**Task instructions**
Return all lines with the word "document" in them.

**Extracted material**
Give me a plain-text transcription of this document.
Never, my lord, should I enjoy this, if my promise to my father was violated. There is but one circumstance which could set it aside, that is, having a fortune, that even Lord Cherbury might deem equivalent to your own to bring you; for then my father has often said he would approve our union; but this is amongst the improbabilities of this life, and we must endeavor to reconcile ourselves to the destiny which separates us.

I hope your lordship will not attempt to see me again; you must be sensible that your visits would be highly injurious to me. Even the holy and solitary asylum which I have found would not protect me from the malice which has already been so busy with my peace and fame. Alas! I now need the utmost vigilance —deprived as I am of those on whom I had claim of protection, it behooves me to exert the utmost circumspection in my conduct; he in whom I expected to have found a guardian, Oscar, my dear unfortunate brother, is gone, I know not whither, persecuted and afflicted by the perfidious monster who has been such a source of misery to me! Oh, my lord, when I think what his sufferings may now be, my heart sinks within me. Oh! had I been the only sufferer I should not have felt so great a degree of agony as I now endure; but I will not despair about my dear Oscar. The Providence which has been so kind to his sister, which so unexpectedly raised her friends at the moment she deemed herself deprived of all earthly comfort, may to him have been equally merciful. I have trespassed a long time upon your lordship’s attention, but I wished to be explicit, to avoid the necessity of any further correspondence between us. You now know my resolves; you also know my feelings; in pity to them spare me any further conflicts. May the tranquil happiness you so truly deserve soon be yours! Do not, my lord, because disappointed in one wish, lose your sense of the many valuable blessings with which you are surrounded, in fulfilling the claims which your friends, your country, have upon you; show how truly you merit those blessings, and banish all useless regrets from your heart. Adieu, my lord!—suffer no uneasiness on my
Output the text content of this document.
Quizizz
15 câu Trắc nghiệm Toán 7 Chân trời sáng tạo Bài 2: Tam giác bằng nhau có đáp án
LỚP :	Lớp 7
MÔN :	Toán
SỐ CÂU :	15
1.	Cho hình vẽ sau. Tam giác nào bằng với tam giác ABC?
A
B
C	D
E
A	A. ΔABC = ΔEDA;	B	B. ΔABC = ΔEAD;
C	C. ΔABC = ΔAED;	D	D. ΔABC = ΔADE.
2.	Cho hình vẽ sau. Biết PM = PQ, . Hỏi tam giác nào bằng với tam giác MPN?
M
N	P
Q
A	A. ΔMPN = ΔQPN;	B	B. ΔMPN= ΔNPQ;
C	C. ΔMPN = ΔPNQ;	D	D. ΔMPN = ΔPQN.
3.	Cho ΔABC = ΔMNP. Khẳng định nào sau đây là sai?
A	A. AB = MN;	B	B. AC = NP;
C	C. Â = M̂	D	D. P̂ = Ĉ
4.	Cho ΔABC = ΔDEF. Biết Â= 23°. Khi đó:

**Reply to the exercise**
Give me a plain-text transcription of this document.
Output the text content of this document.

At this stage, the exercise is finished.